╭─ SUPPLIED MATERIAL
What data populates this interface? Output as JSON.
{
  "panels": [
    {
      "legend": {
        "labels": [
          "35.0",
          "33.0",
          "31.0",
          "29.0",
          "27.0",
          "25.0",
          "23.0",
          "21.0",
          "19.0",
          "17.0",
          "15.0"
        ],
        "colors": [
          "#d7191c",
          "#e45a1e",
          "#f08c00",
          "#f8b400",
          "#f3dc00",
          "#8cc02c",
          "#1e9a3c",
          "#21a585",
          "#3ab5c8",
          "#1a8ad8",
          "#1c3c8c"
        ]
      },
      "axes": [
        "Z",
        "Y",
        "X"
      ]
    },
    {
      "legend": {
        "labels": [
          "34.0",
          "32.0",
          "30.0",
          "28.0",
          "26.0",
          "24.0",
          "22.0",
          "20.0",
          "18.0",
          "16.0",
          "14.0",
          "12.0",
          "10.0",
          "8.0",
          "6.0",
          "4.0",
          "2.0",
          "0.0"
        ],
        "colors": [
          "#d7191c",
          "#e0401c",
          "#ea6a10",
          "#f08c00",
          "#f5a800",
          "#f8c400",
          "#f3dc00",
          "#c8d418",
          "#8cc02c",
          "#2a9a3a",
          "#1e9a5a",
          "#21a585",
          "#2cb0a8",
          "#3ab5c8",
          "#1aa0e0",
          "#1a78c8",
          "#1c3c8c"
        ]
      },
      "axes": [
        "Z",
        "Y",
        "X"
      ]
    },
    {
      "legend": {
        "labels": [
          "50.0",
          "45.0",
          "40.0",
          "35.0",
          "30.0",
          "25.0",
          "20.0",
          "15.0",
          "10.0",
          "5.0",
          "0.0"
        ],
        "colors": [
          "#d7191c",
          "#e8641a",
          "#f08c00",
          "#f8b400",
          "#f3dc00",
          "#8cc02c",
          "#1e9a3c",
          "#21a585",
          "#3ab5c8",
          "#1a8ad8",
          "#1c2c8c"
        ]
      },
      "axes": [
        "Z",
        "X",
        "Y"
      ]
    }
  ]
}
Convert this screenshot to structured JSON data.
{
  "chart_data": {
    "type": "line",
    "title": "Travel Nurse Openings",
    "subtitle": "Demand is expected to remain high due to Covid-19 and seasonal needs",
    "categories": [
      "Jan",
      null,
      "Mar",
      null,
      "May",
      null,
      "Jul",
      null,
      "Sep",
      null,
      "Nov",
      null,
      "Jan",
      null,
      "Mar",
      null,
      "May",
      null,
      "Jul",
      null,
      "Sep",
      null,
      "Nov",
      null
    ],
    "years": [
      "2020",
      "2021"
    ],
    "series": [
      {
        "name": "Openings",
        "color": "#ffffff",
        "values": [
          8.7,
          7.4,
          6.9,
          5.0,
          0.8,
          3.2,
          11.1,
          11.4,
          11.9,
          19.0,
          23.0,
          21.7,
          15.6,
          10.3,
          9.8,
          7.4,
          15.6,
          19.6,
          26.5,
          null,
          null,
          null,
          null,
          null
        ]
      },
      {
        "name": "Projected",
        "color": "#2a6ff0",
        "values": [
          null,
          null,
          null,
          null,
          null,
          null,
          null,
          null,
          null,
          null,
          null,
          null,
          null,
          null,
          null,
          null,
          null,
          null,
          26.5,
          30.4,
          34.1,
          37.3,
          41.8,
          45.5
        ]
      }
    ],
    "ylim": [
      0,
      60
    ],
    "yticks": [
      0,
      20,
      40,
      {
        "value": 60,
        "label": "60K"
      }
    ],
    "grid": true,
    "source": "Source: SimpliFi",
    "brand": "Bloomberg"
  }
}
╰─
PROBLEM TO WORK ON. Repeat the data in its entirety, character for character.

SOLUTION TO THE EXERCISE.
What data populates this interface? Output as JSON.
{
  "panels": [
    {
      "legend": {
        "labels": [
          "35.0",
          "33.0",
          "31.0",
          "29.0",
          "27.0",
          "25.0",
          "23.0",
          "21.0",
          "19.0",
          "17.0",
          "15.0"
        ],
        "colors": [
          "#d7191c",
          "#e45a1e",
          "#f08c00",
          "#f8b400",
          "#f3dc00",
          "#8cc02c",
          "#1e9a3c",
          "#21a585",
          "#3ab5c8",
          "#1a8ad8",
          "#1c3c8c"
        ]
      },
      "axes": [
        "Z",
        "Y",
        "X"
      ]
    },
    {
      "legend": {
        "labels": [
          "34.0",
          "32.0",
          "30.0",
          "28.0",
          "26.0",
          "24.0",
          "22.0",
          "20.0",
          "18.0",
          "16.0",
          "14.0",
          "12.0",
          "10.0",
          "8.0",
          "6.0",
          "4.0",
          "2.0",
          "0.0"
        ],
        "colors": [
          "#d7191c",
          "#e0401c",
          "#ea6a10",
          "#f08c00",
          "#f5a800",
          "#f8c400",
          "#f3dc00",
          "#c8d418",
          "#8cc02c",
          "#2a9a3a",
          "#1e9a5a",
          "#21a585",
          "#2cb0a8",
          "#3ab5c8",
          "#1aa0e0",
          "#1a78c8",
          "#1c3c8c"
        ]
      },
      "axes": [
        "Z",
        "Y",
        "X"
      ]
    },
    {
      "legend": {
        "labels": [
          "50.0",
          "45.0",
          "40.0",
          "35.0",
          "30.0",
          "25.0",
          "20.0",
          "15.0",
          "10.0",
          "5.0",
          "0.0"
        ],
        "colors": [
          "#d7191c",
          "#e8641a",
          "#f08c00",
          "#f8b400",
          "#f3dc00",
          "#8cc02c",
          "#1e9a3c",
          "#21a585",
          "#3ab5c8",
          "#1a8ad8",
          "#1c2c8c"
        ]
      },
      "axes": [
        "Z",
        "X",
        "Y"
      ]
    }
  ]
}
Convert this screenshot to structured JSON data.
{
  "chart_data": {
    "type": "line",
    "title": "Travel Nurse Openings",
    "subtitle": "Demand is expected to remain high due to Covid-19 and seasonal needs",
    "categories": [
      "Jan",
      null,
      "Mar",
      null,
      "May",
      null,
      "Jul",
      null,
      "Sep",
      null,
      "Nov",
      null,
      "Jan",
      null,
      "Mar",
      null,
      "May",
      null,
      "Jul",
      null,
      "Sep",
      null,
      "Nov",
      null
    ],
    "years": [
      "2020",
      "2021"
    ],
    "series": [
      {
        "name": "Openings",
        "color": "#ffffff",
        "values": [
          8.7,
          7.4,
          6.9,
          5.0,
          0.8,
          3.2,
          11.1,
          11.4,
          11.9,
          19.0,
          23.0,
          21.7,
          15.6,
          10.3,
          9.8,
          7.4,
          15.6,
          19.6,
          26.5,
          null,
          null,
          null,
          null,
          null
        ]
      },
      {
        "name": "Projected",
        "color": "#2a6ff0",
        "values": [
          null,
          null,
          null,
          null,
          null,
          null,
          null,
          null,
          null,
          null,
          null,
          null,
          null,
          null,
          null,
          null,
          null,
          null,
          26.5,
          30.4,
          34.1,
          37.3,
          41.8,
          45.5
        ]
      }
    ],
    "ylim": [
      0,
      60
    ],
    "yticks": [
      0,
      20,
      40,
      {
        "value": 60,
        "label": "60K"
      }
    ],
    "grid": true,
    "source": "Source: SimpliFi",
    "brand": "Bloomberg"
  }
}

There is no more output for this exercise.